▶ PROBLEM TO WORK ON: Retype the listing word for word, from its first line through the line that contains "sidebar-scrollbar[interactable] [206,0,221,454]", including that line.

ENTRIES SHOWN start

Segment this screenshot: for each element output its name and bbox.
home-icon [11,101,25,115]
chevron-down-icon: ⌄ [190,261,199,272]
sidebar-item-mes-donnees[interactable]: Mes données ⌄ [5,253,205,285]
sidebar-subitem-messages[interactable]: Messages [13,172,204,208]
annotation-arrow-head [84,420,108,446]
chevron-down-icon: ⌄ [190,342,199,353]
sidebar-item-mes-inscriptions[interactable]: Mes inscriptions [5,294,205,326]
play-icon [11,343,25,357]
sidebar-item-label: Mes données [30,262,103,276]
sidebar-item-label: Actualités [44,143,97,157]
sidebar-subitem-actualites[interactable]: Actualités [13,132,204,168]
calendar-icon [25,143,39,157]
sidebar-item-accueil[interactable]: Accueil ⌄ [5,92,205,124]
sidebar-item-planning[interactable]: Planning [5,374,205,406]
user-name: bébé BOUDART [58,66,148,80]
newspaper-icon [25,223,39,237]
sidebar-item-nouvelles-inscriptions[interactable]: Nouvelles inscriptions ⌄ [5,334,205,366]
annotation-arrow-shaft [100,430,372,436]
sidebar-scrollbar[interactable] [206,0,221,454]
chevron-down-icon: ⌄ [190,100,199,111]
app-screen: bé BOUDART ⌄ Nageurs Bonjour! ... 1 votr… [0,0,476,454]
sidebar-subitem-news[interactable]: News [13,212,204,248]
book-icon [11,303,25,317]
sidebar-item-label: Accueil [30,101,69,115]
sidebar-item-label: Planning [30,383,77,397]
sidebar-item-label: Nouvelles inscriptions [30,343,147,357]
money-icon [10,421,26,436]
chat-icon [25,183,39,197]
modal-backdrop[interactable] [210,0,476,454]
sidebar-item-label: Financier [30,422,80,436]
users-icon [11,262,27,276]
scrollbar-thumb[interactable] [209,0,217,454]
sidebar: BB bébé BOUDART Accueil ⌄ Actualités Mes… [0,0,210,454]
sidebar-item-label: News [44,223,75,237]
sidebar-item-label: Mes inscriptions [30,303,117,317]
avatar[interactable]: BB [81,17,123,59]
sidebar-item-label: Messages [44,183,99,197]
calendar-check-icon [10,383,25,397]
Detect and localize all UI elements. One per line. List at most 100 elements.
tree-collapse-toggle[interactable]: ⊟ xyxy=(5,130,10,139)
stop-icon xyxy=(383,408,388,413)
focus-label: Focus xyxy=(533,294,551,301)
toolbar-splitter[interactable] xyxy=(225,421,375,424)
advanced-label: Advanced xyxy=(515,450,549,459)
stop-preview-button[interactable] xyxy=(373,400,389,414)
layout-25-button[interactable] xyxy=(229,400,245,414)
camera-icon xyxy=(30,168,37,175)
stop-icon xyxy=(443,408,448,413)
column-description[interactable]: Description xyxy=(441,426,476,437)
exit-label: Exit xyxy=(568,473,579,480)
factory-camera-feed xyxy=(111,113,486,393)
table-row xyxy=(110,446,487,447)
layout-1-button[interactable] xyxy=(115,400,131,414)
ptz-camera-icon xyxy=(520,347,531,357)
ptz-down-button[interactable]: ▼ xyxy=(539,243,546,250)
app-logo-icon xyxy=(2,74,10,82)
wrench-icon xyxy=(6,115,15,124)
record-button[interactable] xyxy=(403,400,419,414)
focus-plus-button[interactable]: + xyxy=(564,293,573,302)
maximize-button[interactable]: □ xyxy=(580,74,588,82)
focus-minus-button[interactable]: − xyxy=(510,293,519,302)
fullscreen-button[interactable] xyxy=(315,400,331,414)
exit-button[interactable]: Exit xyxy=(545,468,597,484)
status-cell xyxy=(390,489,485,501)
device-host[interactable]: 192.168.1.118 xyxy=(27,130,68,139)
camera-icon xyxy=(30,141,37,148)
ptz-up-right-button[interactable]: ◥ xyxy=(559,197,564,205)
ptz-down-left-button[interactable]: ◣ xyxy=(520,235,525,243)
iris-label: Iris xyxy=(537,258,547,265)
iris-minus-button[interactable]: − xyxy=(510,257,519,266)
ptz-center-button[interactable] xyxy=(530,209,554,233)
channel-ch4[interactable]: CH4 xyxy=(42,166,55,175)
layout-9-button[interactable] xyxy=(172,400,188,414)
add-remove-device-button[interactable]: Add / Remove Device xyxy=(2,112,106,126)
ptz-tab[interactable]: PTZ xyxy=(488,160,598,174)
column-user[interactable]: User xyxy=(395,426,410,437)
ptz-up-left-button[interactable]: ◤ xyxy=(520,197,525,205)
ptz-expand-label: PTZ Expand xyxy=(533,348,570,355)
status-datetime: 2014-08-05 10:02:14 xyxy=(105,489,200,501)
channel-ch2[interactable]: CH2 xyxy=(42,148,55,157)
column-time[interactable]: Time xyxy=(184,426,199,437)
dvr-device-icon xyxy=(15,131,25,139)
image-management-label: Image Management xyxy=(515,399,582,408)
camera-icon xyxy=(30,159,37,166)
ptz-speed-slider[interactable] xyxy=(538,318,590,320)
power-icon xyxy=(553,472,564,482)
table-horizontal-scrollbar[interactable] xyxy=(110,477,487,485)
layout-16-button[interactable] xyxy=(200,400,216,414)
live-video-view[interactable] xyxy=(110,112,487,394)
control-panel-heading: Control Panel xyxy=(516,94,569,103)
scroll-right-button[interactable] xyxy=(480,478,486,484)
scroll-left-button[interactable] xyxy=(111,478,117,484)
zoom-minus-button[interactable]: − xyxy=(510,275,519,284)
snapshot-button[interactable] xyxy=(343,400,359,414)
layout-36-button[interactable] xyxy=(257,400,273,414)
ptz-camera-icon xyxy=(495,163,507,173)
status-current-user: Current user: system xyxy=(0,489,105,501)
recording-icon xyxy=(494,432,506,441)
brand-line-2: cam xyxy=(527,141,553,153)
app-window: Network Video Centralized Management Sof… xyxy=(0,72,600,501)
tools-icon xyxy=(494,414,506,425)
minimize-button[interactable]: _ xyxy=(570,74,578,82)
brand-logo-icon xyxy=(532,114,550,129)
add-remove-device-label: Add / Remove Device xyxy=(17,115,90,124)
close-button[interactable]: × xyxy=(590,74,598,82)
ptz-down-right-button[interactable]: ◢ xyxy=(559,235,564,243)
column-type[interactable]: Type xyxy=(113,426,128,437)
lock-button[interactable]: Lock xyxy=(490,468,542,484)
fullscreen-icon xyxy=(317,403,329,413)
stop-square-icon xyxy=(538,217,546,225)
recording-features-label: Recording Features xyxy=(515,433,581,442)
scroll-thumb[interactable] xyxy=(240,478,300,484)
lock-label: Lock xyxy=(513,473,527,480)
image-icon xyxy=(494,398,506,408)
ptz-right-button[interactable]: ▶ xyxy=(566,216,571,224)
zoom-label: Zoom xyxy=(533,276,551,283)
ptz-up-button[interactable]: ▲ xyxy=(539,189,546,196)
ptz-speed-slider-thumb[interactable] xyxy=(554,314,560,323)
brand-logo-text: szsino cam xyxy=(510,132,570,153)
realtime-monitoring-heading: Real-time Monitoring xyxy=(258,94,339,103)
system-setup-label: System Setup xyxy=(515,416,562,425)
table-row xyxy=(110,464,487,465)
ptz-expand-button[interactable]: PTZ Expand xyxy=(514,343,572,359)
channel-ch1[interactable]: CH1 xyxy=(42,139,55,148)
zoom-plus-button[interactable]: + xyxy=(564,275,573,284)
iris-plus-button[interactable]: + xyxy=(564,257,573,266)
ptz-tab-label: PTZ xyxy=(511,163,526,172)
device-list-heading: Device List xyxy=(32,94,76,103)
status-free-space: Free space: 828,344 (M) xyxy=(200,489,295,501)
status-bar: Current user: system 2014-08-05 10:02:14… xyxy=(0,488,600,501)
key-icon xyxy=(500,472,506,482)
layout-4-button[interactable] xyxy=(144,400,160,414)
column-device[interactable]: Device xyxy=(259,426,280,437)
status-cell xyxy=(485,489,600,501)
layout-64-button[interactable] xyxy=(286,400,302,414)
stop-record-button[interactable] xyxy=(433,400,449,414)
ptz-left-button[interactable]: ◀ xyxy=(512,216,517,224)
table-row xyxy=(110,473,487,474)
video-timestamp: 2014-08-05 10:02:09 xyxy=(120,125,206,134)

ENTRIES SHOWN end

▶ EXERCISE RESPONSE:
Segment this screenshot: for each element output its name and bbox.
home-icon [11,101,25,115]
chevron-down-icon: ⌄ [190,261,199,272]
sidebar-item-mes-donnees[interactable]: Mes données ⌄ [5,253,205,285]
sidebar-subitem-messages[interactable]: Messages [13,172,204,208]
annotation-arrow-head [84,420,108,446]
chevron-down-icon: ⌄ [190,342,199,353]
sidebar-item-mes-inscriptions[interactable]: Mes inscriptions [5,294,205,326]
play-icon [11,343,25,357]
sidebar-item-label: Mes données [30,262,103,276]
sidebar-item-label: Actualités [44,143,97,157]
sidebar-subitem-actualites[interactable]: Actualités [13,132,204,168]
calendar-icon [25,143,39,157]
sidebar-item-accueil[interactable]: Accueil ⌄ [5,92,205,124]
sidebar-item-planning[interactable]: Planning [5,374,205,406]
user-name: bébé BOUDART [58,66,148,80]
newspaper-icon [25,223,39,237]
sidebar-item-nouvelles-inscriptions[interactable]: Nouvelles inscriptions ⌄ [5,334,205,366]
annotation-arrow-shaft [100,430,372,436]
sidebar-scrollbar[interactable] [206,0,221,454]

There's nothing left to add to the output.